Since 1985, WaterWatch has pursued a single clear mission: To protect and restore flows in our rivers to sustain the native fish, wildlife, and the people who depend on healthy rivers. WaterWatch was the first organization in the West to seek structural reform of antiquated water laws to protect and restore our rivers.
In the late 1970s a pioneering group of Rogue River Basin anglers set out to restore streams for salmon and steelhead. What began as an effort to improve conditions for fish with shovels, logs, boulders and plantings sparked a movement that changed water law and river conservation across Oregon and the West.
As they worked, these visionary anglers recognized that without water instream, all of their labor would come to naught. Yet, across Oregon, more water often flowed in irrigation canals than in adjacent streams. One angler, Tom Simmons, began to investigate. Almost immediately, he met Audrey Jackson, a long-time Oregon activist on water issues. Tom and Audrey joined forces. They learned that Oregon gave away new rights to use water (a public resource), for free, without considering the impacts on our rivers or fish through processes dominated by agricultural, municipal and industrial interests. They also learned that many waterways across Oregon were literally being sucked dry.
The situation was not unique to Oregon. Across the West, rivers ran dry under antiquated water laws that failed to consider meaningfully the needs of rivers, fish, wildlife or the public interest in water. To address the dramatic imbalance between private and public uses of water, Tom and Audrey founded WaterWatch of Oregon in 1985.

Information provided:
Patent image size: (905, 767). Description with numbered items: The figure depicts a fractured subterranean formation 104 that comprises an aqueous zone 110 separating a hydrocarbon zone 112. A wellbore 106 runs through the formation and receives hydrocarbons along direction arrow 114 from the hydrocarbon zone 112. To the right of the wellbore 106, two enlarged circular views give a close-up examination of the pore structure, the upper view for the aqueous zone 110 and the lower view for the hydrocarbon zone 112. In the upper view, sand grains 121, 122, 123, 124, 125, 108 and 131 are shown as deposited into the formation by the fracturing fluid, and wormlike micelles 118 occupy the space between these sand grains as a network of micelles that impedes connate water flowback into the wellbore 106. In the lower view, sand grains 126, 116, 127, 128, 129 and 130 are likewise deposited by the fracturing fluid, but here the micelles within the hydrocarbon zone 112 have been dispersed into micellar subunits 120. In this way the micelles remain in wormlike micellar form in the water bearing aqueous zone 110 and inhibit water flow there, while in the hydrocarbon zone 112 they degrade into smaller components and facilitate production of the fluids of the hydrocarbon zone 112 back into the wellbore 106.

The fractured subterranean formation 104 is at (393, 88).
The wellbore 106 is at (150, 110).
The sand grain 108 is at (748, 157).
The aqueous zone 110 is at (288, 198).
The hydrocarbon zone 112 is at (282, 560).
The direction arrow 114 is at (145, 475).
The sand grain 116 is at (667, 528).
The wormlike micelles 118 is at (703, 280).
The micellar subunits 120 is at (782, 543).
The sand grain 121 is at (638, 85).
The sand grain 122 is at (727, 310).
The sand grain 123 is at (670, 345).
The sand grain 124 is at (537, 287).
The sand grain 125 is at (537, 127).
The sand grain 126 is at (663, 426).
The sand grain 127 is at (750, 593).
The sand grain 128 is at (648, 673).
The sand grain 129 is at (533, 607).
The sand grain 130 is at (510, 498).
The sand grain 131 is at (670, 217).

Task directions: Write out the WaterWatch history text from above in full, word for word, with its punctuation unchanged.

Solution below:
Since 1985, WaterWatch has pursued a single clear mission: To protect and restore flows in our rivers to sustain the native fish, wildlife, and the people who depend on healthy rivers. WaterWatch was the first organization in the West to seek structural reform of antiquated water laws to protect and restore our rivers.
In the late 1970s a pioneering group of Rogue River Basin anglers set out to restore streams for salmon and steelhead. What began as an effort to improve conditions for fish with shovels, logs, boulders and plantings sparked a movement that changed water law and river conservation across Oregon and the West.
As they worked, these visionary anglers recognized that without water instream, all of their labor would come to naught. Yet, across Oregon, more water often flowed in irrigation canals than in adjacent streams. One angler, Tom Simmons, began to investigate. Almost immediately, he met Audrey Jackson, a long-time Oregon activist on water issues. Tom and Audrey joined forces. They learned that Oregon gave away new rights to use water (a public resource), for free, without considering the impacts on our rivers or fish through processes dominated by agricultural, municipal and industrial interests. They also learned that many waterways across Oregon were literally being sucked dry.
The situation was not unique to Oregon. Across the West, rivers ran dry under antiquated water laws that failed to consider meaningfully the needs of rivers, fish, wildlife or the public interest in water. To address the dramatic imbalance between private and public uses of water, Tom and Audrey founded WaterWatch of Oregon in 1985.